══ EXERCISE MATERIALS ══

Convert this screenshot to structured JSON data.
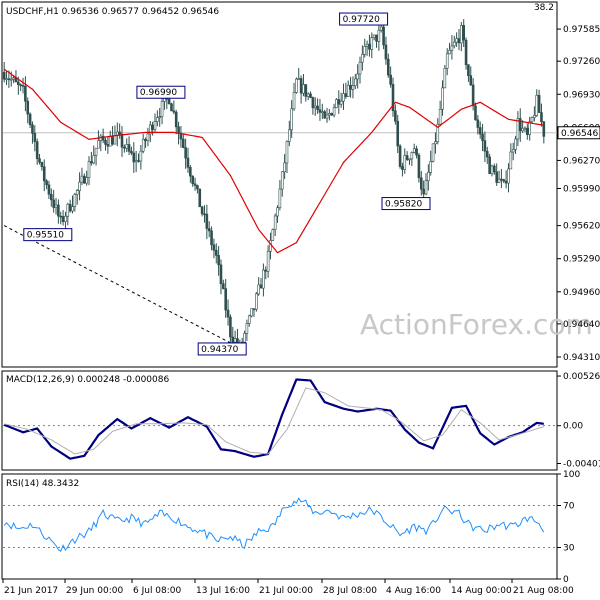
{
  "symbol_header": "USDCHF,H1  0.96536 0.96577 0.96452 0.96546",
  "corner_value": "38.2",
  "watermark": "ActionForex.com",
  "colors": {
    "candle": "#2f4f4f",
    "ma": "#e00000",
    "macd": "#000080",
    "signal": "#b0b0b0",
    "rsi": "#1e90ff",
    "trendline": "#000000",
    "label_border": "#000080"
  },
  "chart_data": [
    {
      "type": "candlestick",
      "price_axis": {
        "ylim": [
          0.9421,
          0.9785
        ],
        "ticks": [
          0.9431,
          0.9464,
          0.9496,
          0.9529,
          0.9562,
          0.9599,
          0.9627,
          0.966,
          0.9693,
          0.9726,
          0.9758
        ],
        "tick_labels": [
          "0.94310",
          "0.94640",
          "0.94960",
          "0.95290",
          "0.95620",
          "0.95990",
          "0.96270",
          "0.96600",
          "0.96930",
          "0.97260",
          "0.97585"
        ]
      },
      "current_price": {
        "value": 0.96546,
        "label": "0.96546"
      },
      "time_labels": [
        "21 Jun 2017",
        "29 Jun 00:00",
        "6 Jul 08:00",
        "13 Jul 16:00",
        "21 Jul 00:00",
        "28 Jul 08:00",
        "4 Aug 16:00",
        "14 Aug 00:00",
        "21 Aug 08:00"
      ],
      "anchors": [
        {
          "i": 0,
          "v": 0.9715
        },
        {
          "i": 8,
          "v": 0.9695
        },
        {
          "i": 16,
          "v": 0.9615
        },
        {
          "i": 24,
          "v": 0.9565
        },
        {
          "i": 32,
          "v": 0.96
        },
        {
          "i": 40,
          "v": 0.9645
        },
        {
          "i": 48,
          "v": 0.965
        },
        {
          "i": 56,
          "v": 0.9625
        },
        {
          "i": 64,
          "v": 0.967
        },
        {
          "i": 70,
          "v": 0.969
        },
        {
          "i": 78,
          "v": 0.9625
        },
        {
          "i": 84,
          "v": 0.9575
        },
        {
          "i": 90,
          "v": 0.953
        },
        {
          "i": 96,
          "v": 0.9455
        },
        {
          "i": 100,
          "v": 0.944
        },
        {
          "i": 106,
          "v": 0.948
        },
        {
          "i": 112,
          "v": 0.953
        },
        {
          "i": 118,
          "v": 0.961
        },
        {
          "i": 124,
          "v": 0.9705
        },
        {
          "i": 130,
          "v": 0.969
        },
        {
          "i": 136,
          "v": 0.9665
        },
        {
          "i": 142,
          "v": 0.969
        },
        {
          "i": 148,
          "v": 0.9705
        },
        {
          "i": 154,
          "v": 0.974
        },
        {
          "i": 160,
          "v": 0.9755
        },
        {
          "i": 164,
          "v": 0.97
        },
        {
          "i": 168,
          "v": 0.962
        },
        {
          "i": 174,
          "v": 0.964
        },
        {
          "i": 178,
          "v": 0.959
        },
        {
          "i": 184,
          "v": 0.966
        },
        {
          "i": 188,
          "v": 0.973
        },
        {
          "i": 194,
          "v": 0.9755
        },
        {
          "i": 200,
          "v": 0.967
        },
        {
          "i": 206,
          "v": 0.962
        },
        {
          "i": 212,
          "v": 0.96
        },
        {
          "i": 218,
          "v": 0.9665
        },
        {
          "i": 222,
          "v": 0.965
        },
        {
          "i": 226,
          "v": 0.9685
        },
        {
          "i": 229,
          "v": 0.9655
        }
      ],
      "ma_anchors": [
        {
          "i": 0,
          "v": 0.9718
        },
        {
          "i": 12,
          "v": 0.9698
        },
        {
          "i": 24,
          "v": 0.9665
        },
        {
          "i": 36,
          "v": 0.9648
        },
        {
          "i": 48,
          "v": 0.9652
        },
        {
          "i": 60,
          "v": 0.9655
        },
        {
          "i": 72,
          "v": 0.9655
        },
        {
          "i": 84,
          "v": 0.965
        },
        {
          "i": 96,
          "v": 0.9612
        },
        {
          "i": 108,
          "v": 0.9558
        },
        {
          "i": 116,
          "v": 0.9535
        },
        {
          "i": 124,
          "v": 0.9545
        },
        {
          "i": 134,
          "v": 0.9585
        },
        {
          "i": 144,
          "v": 0.9625
        },
        {
          "i": 156,
          "v": 0.9655
        },
        {
          "i": 166,
          "v": 0.9685
        },
        {
          "i": 172,
          "v": 0.968
        },
        {
          "i": 184,
          "v": 0.966
        },
        {
          "i": 194,
          "v": 0.9678
        },
        {
          "i": 202,
          "v": 0.9685
        },
        {
          "i": 214,
          "v": 0.9668
        },
        {
          "i": 229,
          "v": 0.9662
        }
      ],
      "annotations": [
        {
          "label": "0.97720",
          "value": 0.9772,
          "i": 161
        },
        {
          "label": "0.96990",
          "value": 0.9699,
          "i": 75
        },
        {
          "label": "0.95510",
          "value": 0.9551,
          "i": 27
        },
        {
          "label": "0.95820",
          "value": 0.9582,
          "i": 179
        },
        {
          "label": "0.94370",
          "value": 0.9437,
          "i": 101
        }
      ],
      "trendline": {
        "from": {
          "i": 0,
          "v": 0.9562
        },
        "to": {
          "i": 101,
          "v": 0.9439
        }
      }
    },
    {
      "type": "line",
      "title": "MACD(12,26,9) 0.000248 -0.000086",
      "ylim": [
        -0.0047,
        0.0058
      ],
      "ticks": [
        0.005266,
        0.0,
        -0.004011
      ],
      "tick_labels": [
        "0.005266",
        "0.00",
        "-0.004011"
      ],
      "series": [
        {
          "role": "macd",
          "anchors": [
            {
              "i": 0,
              "v": 0.0001
            },
            {
              "i": 8,
              "v": -0.0007
            },
            {
              "i": 14,
              "v": -0.0003
            },
            {
              "i": 20,
              "v": -0.0022
            },
            {
              "i": 28,
              "v": -0.0035
            },
            {
              "i": 34,
              "v": -0.0032
            },
            {
              "i": 40,
              "v": -0.001
            },
            {
              "i": 48,
              "v": 0.0007
            },
            {
              "i": 54,
              "v": -0.0003
            },
            {
              "i": 62,
              "v": 0.0008
            },
            {
              "i": 70,
              "v": -0.0002
            },
            {
              "i": 78,
              "v": 0.0009
            },
            {
              "i": 86,
              "v": -0.0001
            },
            {
              "i": 92,
              "v": -0.0025
            },
            {
              "i": 98,
              "v": -0.0027
            },
            {
              "i": 106,
              "v": -0.0033
            },
            {
              "i": 112,
              "v": -0.003
            },
            {
              "i": 118,
              "v": 0.0012
            },
            {
              "i": 124,
              "v": 0.0049
            },
            {
              "i": 130,
              "v": 0.0048
            },
            {
              "i": 136,
              "v": 0.0025
            },
            {
              "i": 144,
              "v": 0.0018
            },
            {
              "i": 150,
              "v": 0.0015
            },
            {
              "i": 158,
              "v": 0.0018
            },
            {
              "i": 164,
              "v": 0.0016
            },
            {
              "i": 170,
              "v": -0.0004
            },
            {
              "i": 176,
              "v": -0.0018
            },
            {
              "i": 182,
              "v": -0.0024
            },
            {
              "i": 190,
              "v": 0.0019
            },
            {
              "i": 196,
              "v": 0.0021
            },
            {
              "i": 202,
              "v": -0.0008
            },
            {
              "i": 208,
              "v": -0.002
            },
            {
              "i": 214,
              "v": -0.0012
            },
            {
              "i": 220,
              "v": -0.0007
            },
            {
              "i": 226,
              "v": 0.0003
            },
            {
              "i": 229,
              "v": 0.0002
            }
          ]
        },
        {
          "role": "signal",
          "anchors": [
            {
              "i": 0,
              "v": 0.0002
            },
            {
              "i": 10,
              "v": -0.0004
            },
            {
              "i": 20,
              "v": -0.0015
            },
            {
              "i": 30,
              "v": -0.003
            },
            {
              "i": 38,
              "v": -0.0025
            },
            {
              "i": 46,
              "v": -0.0006
            },
            {
              "i": 56,
              "v": 0.0002
            },
            {
              "i": 66,
              "v": 0.0002
            },
            {
              "i": 76,
              "v": 0.0003
            },
            {
              "i": 86,
              "v": 0.0001
            },
            {
              "i": 94,
              "v": -0.0017
            },
            {
              "i": 104,
              "v": -0.0028
            },
            {
              "i": 112,
              "v": -0.003
            },
            {
              "i": 120,
              "v": -0.0004
            },
            {
              "i": 128,
              "v": 0.004
            },
            {
              "i": 136,
              "v": 0.0035
            },
            {
              "i": 146,
              "v": 0.0021
            },
            {
              "i": 160,
              "v": 0.0017
            },
            {
              "i": 168,
              "v": 0.0005
            },
            {
              "i": 178,
              "v": -0.0016
            },
            {
              "i": 186,
              "v": -0.001
            },
            {
              "i": 194,
              "v": 0.0017
            },
            {
              "i": 202,
              "v": 0.0003
            },
            {
              "i": 210,
              "v": -0.0015
            },
            {
              "i": 220,
              "v": -0.0008
            },
            {
              "i": 229,
              "v": -0.0001
            }
          ]
        }
      ]
    },
    {
      "type": "line",
      "title": "RSI(14) 48.3432",
      "ylim": [
        0,
        100
      ],
      "ticks": [
        100,
        70,
        30,
        0
      ],
      "tick_labels": [
        "100",
        "70",
        "30",
        "0"
      ],
      "levels": [
        70,
        30
      ],
      "series": [
        {
          "role": "rsi",
          "anchors": [
            {
              "i": 0,
              "v": 55
            },
            {
              "i": 6,
              "v": 48
            },
            {
              "i": 12,
              "v": 52
            },
            {
              "i": 18,
              "v": 40
            },
            {
              "i": 24,
              "v": 28
            },
            {
              "i": 30,
              "v": 38
            },
            {
              "i": 36,
              "v": 45
            },
            {
              "i": 42,
              "v": 62
            },
            {
              "i": 48,
              "v": 55
            },
            {
              "i": 54,
              "v": 58
            },
            {
              "i": 60,
              "v": 52
            },
            {
              "i": 66,
              "v": 62
            },
            {
              "i": 72,
              "v": 58
            },
            {
              "i": 78,
              "v": 50
            },
            {
              "i": 84,
              "v": 45
            },
            {
              "i": 90,
              "v": 36
            },
            {
              "i": 96,
              "v": 40
            },
            {
              "i": 102,
              "v": 32
            },
            {
              "i": 108,
              "v": 45
            },
            {
              "i": 114,
              "v": 50
            },
            {
              "i": 120,
              "v": 72
            },
            {
              "i": 126,
              "v": 75
            },
            {
              "i": 132,
              "v": 63
            },
            {
              "i": 138,
              "v": 65
            },
            {
              "i": 144,
              "v": 58
            },
            {
              "i": 150,
              "v": 62
            },
            {
              "i": 156,
              "v": 66
            },
            {
              "i": 162,
              "v": 55
            },
            {
              "i": 168,
              "v": 42
            },
            {
              "i": 174,
              "v": 50
            },
            {
              "i": 180,
              "v": 46
            },
            {
              "i": 186,
              "v": 66
            },
            {
              "i": 192,
              "v": 64
            },
            {
              "i": 198,
              "v": 50
            },
            {
              "i": 204,
              "v": 46
            },
            {
              "i": 210,
              "v": 52
            },
            {
              "i": 216,
              "v": 50
            },
            {
              "i": 222,
              "v": 58
            },
            {
              "i": 226,
              "v": 55
            },
            {
              "i": 229,
              "v": 48
            }
          ]
        }
      ]
    }
  ]
}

═══

DIRECTIVE
From the data above, copy each line that has the string "title".

EXPECTED ANSWER
      "title": "MACD(12,26,9) 0.000248 -0.000086",
      "title": "RSI(14) 48.3432",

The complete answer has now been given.